*GIVEN TASK:* Convert every line of all the records into a JSON list of strings, one string per line, leaving out blank lines.

*WORKING DATA:*
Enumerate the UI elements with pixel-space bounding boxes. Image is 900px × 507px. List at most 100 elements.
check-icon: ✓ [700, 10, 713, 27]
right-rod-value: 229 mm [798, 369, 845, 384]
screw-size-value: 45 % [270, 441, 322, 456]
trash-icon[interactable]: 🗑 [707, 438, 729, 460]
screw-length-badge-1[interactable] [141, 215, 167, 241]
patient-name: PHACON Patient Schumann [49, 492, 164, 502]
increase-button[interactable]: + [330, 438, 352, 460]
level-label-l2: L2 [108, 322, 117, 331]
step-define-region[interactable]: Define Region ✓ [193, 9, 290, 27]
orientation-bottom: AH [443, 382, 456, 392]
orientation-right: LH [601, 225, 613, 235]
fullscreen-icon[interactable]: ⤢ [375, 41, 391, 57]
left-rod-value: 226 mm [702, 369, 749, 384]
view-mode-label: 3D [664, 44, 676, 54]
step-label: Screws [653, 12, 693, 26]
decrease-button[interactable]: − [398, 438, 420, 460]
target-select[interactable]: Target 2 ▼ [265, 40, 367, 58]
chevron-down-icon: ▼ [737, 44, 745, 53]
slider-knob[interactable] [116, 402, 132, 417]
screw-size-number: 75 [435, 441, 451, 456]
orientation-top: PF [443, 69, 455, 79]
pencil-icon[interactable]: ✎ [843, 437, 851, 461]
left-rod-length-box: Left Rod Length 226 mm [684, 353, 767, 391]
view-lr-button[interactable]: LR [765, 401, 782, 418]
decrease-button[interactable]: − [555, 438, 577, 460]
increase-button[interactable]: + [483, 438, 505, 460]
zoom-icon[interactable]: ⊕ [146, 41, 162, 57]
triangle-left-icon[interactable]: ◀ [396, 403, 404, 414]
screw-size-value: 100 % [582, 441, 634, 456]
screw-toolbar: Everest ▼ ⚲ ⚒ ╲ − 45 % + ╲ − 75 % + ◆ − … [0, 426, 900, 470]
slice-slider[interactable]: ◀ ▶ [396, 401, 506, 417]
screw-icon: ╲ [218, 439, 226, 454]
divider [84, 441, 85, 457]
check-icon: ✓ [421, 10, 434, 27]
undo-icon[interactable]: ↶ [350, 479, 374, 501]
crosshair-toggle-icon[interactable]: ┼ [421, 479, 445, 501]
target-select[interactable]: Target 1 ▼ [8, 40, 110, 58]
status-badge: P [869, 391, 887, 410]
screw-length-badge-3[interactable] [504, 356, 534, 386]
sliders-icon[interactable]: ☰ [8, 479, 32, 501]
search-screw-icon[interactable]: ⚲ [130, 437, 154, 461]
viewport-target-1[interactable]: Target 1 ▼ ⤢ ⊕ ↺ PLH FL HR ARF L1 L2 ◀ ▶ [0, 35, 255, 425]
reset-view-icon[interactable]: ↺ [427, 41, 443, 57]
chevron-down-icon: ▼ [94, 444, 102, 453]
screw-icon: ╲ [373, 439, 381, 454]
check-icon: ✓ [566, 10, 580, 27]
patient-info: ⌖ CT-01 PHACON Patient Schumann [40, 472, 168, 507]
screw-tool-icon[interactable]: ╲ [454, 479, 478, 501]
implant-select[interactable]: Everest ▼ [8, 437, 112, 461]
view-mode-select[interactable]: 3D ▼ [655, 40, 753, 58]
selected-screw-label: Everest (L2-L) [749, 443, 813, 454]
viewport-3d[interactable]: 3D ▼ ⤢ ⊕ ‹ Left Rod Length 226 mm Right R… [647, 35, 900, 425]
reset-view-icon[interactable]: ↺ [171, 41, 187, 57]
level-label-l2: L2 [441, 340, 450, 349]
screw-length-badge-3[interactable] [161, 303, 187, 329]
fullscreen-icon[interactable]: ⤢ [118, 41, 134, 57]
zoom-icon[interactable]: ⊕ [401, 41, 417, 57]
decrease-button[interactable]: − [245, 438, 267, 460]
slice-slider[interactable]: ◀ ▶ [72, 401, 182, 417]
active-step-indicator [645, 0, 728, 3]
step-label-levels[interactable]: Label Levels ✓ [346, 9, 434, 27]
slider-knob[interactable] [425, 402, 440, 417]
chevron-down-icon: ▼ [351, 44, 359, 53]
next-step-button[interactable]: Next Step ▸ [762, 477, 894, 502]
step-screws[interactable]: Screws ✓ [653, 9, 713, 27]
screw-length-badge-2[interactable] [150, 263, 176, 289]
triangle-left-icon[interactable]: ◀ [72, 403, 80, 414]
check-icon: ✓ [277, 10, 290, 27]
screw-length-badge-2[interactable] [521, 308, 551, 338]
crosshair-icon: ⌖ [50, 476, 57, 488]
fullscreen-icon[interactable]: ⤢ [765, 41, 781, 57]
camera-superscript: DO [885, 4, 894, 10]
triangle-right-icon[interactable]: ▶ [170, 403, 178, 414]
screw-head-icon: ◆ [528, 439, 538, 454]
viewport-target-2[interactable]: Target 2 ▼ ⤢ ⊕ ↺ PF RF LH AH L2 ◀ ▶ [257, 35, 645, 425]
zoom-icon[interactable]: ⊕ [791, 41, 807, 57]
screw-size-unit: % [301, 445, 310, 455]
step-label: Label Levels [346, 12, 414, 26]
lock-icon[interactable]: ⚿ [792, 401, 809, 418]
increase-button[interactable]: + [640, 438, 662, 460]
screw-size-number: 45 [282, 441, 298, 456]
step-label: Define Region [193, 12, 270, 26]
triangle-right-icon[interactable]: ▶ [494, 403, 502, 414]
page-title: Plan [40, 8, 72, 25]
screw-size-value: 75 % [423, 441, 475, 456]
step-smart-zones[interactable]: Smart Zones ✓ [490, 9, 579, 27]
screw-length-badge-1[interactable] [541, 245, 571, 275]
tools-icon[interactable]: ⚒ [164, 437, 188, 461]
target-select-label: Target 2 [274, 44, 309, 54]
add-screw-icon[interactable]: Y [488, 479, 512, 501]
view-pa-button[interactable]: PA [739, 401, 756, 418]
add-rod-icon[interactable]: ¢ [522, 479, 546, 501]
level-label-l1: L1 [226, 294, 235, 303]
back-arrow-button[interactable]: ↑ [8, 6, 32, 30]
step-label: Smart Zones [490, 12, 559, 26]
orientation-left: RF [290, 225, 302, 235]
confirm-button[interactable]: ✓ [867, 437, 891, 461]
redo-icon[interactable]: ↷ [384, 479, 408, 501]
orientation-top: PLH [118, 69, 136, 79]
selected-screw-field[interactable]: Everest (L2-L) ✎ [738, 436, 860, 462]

*TASK RESULT:*
[
  "Enumerate the UI elements with pixel-space bounding boxes. Image is 900px × 507px. List at most 100 elements.",
  "check-icon: ✓ [700, 10, 713, 27]",
  "right-rod-value: 229 mm [798, 369, 845, 384]",
  "screw-size-value: 45 % [270, 441, 322, 456]",
  "trash-icon[interactable]: 🗑 [707, 438, 729, 460]",
  "screw-length-badge-1[interactable] [141, 215, 167, 241]",
  "patient-name: PHACON Patient Schumann [49, 492, 164, 502]",
  "increase-button[interactable]: + [330, 438, 352, 460]",
  "level-label-l2: L2 [108, 322, 117, 331]",
  "step-define-region[interactable]: Define Region ✓ [193, 9, 290, 27]",
  "orientation-bottom: AH [443, 382, 456, 392]",
  "orientation-right: LH [601, 225, 613, 235]",
  "fullscreen-icon[interactable]: ⤢ [375, 41, 391, 57]",
  "left-rod-value: 226 mm [702, 369, 749, 384]",
  "view-mode-label: 3D [664, 44, 676, 54]",
  "step-label: Screws [653, 12, 693, 26]",
  "decrease-button[interactable]: − [398, 438, 420, 460]",
  "target-select[interactable]: Target 2 ▼ [265, 40, 367, 58]",
  "chevron-down-icon: ▼ [737, 44, 745, 53]",
  "slider-knob[interactable] [116, 402, 132, 417]",
  "screw-size-number: 75 [435, 441, 451, 456]",
  "orientation-top: PF [443, 69, 455, 79]",
  "pencil-icon[interactable]: ✎ [843, 437, 851, 461]",
  "left-rod-length-box: Left Rod Length 226 mm [684, 353, 767, 391]",
  "view-lr-button[interactable]: LR [765, 401, 782, 418]",
  "decrease-button[interactable]: − [555, 438, 577, 460]",
  "increase-button[interactable]: + [483, 438, 505, 460]",
  "zoom-icon[interactable]: ⊕ [146, 41, 162, 57]",
  "triangle-left-icon[interactable]: ◀ [396, 403, 404, 414]",
  "screw-size-value: 100 % [582, 441, 634, 456]",
  "screw-toolbar: Everest ▼ ⚲ ⚒ ╲ − 45 % + ╲ − 75 % + ◆ − … [0, 426, 900, 470]",
  "slice-slider[interactable]: ◀ ▶ [396, 401, 506, 417]",
  "screw-icon: ╲ [218, 439, 226, 454]",
  "divider [84, 441, 85, 457]",
  "check-icon: ✓ [421, 10, 434, 27]",
  "undo-icon[interactable]: ↶ [350, 479, 374, 501]",
  "crosshair-toggle-icon[interactable]: ┼ [421, 479, 445, 501]",
  "target-select[interactable]: Target 1 ▼ [8, 40, 110, 58]",
  "status-badge: P [869, 391, 887, 410]",
  "screw-length-badge-3[interactable] [504, 356, 534, 386]",
  "sliders-icon[interactable]: ☰ [8, 479, 32, 501]",
  "search-screw-icon[interactable]: ⚲ [130, 437, 154, 461]",
  "viewport-target-1[interactable]: Target 1 ▼ ⤢ ⊕ ↺ PLH FL HR ARF L1 L2 ◀ ▶ [0, 35, 255, 425]",
  "reset-view-icon[interactable]: ↺ [427, 41, 443, 57]",
  "chevron-down-icon: ▼ [94, 444, 102, 453]",
  "screw-icon: ╲ [373, 439, 381, 454]",
  "check-icon: ✓ [566, 10, 580, 27]",
  "patient-info: ⌖ CT-01 PHACON Patient Schumann [40, 472, 168, 507]",
  "screw-tool-icon[interactable]: ╲ [454, 479, 478, 501]",
  "implant-select[interactable]: Everest ▼ [8, 437, 112, 461]",
  "view-mode-select[interactable]: 3D ▼ [655, 40, 753, 58]",
  "selected-screw-label: Everest (L2-L) [749, 443, 813, 454]",
  "viewport-3d[interactable]: 3D ▼ ⤢ ⊕ ‹ Left Rod Length 226 mm Right R… [647, 35, 900, 425]",
  "reset-view-icon[interactable]: ↺ [171, 41, 187, 57]",
  "level-label-l2: L2 [441, 340, 450, 349]",
  "screw-length-badge-3[interactable] [161, 303, 187, 329]",
  "fullscreen-icon[interactable]: ⤢ [118, 41, 134, 57]",
  "zoom-icon[interactable]: ⊕ [401, 41, 417, 57]",
  "decrease-button[interactable]: − [245, 438, 267, 460]",
  "slice-slider[interactable]: ◀ ▶ [72, 401, 182, 417]",
  "active-step-indicator [645, 0, 728, 3]",
  "step-label-levels[interactable]: Label Levels ✓ [346, 9, 434, 27]",
  "slider-knob[interactable] [425, 402, 440, 417]",
  "chevron-down-icon: ▼ [351, 44, 359, 53]",
  "next-step-button[interactable]: Next Step ▸ [762, 477, 894, 502]",
  "step-screws[interactable]: Screws ✓ [653, 9, 713, 27]",
  "screw-length-badge-2[interactable] [150, 263, 176, 289]",
  "triangle-left-icon[interactable]: ◀ [72, 403, 80, 414]",
  "check-icon: ✓ [277, 10, 290, 27]",
  "screw-length-badge-2[interactable] [521, 308, 551, 338]",
  "crosshair-icon: ⌖ [50, 476, 57, 488]",
  "fullscreen-icon[interactable]: ⤢ [765, 41, 781, 57]",
  "camera-superscript: DO [885, 4, 894, 10]",
  "triangle-right-icon[interactable]: ▶ [170, 403, 178, 414]",
  "screw-head-icon: ◆ [528, 439, 538, 454]",
  "viewport-target-2[interactable]: Target 2 ▼ ⤢ ⊕ ↺ PF RF LH AH L2 ◀ ▶ [257, 35, 645, 425]",
  "zoom-icon[interactable]: ⊕ [791, 41, 807, 57]",
  "screw-size-unit: % [301, 445, 310, 455]",
  "step-label: Label Levels [346, 12, 414, 26]",
  "lock-icon[interactable]: ⚿ [792, 401, 809, 418]",
  "increase-button[interactable]: + [640, 438, 662, 460]",
  "screw-size-number: 45 [282, 441, 298, 456]",
  "step-label: Define Region [193, 12, 270, 26]",
  "triangle-right-icon[interactable]: ▶ [494, 403, 502, 414]",
  "page-title: Plan [40, 8, 72, 25]",
  "screw-size-value: 75 % [423, 441, 475, 456]",
  "step-smart-zones[interactable]: Smart Zones ✓ [490, 9, 579, 27]",
  "screw-length-badge-1[interactable] [541, 245, 571, 275]",
  "tools-icon[interactable]: ⚒ [164, 437, 188, 461]",
  "target-select-label: Target 2 [274, 44, 309, 54]",
  "add-screw-icon[interactable]: Y [488, 479, 512, 501]",
  "view-pa-button[interactable]: PA [739, 401, 756, 418]",
  "add-rod-icon[interactable]: ¢ [522, 479, 546, 501]",
  "level-label-l1: L1 [226, 294, 235, 303]",
  "back-arrow-button[interactable]: ↑ [8, 6, 32, 30]",
  "step-label: Smart Zones [490, 12, 559, 26]",
  "orientation-left: RF [290, 225, 302, 235]",
  "confirm-button[interactable]: ✓ [867, 437, 891, 461]",
  "redo-icon[interactable]: ↷ [384, 479, 408, 501]",
  "orientation-top: PLH [118, 69, 136, 79]",
  "selected-screw-field[interactable]: Everest (L2-L) ✎ [738, 436, 860, 462]"
]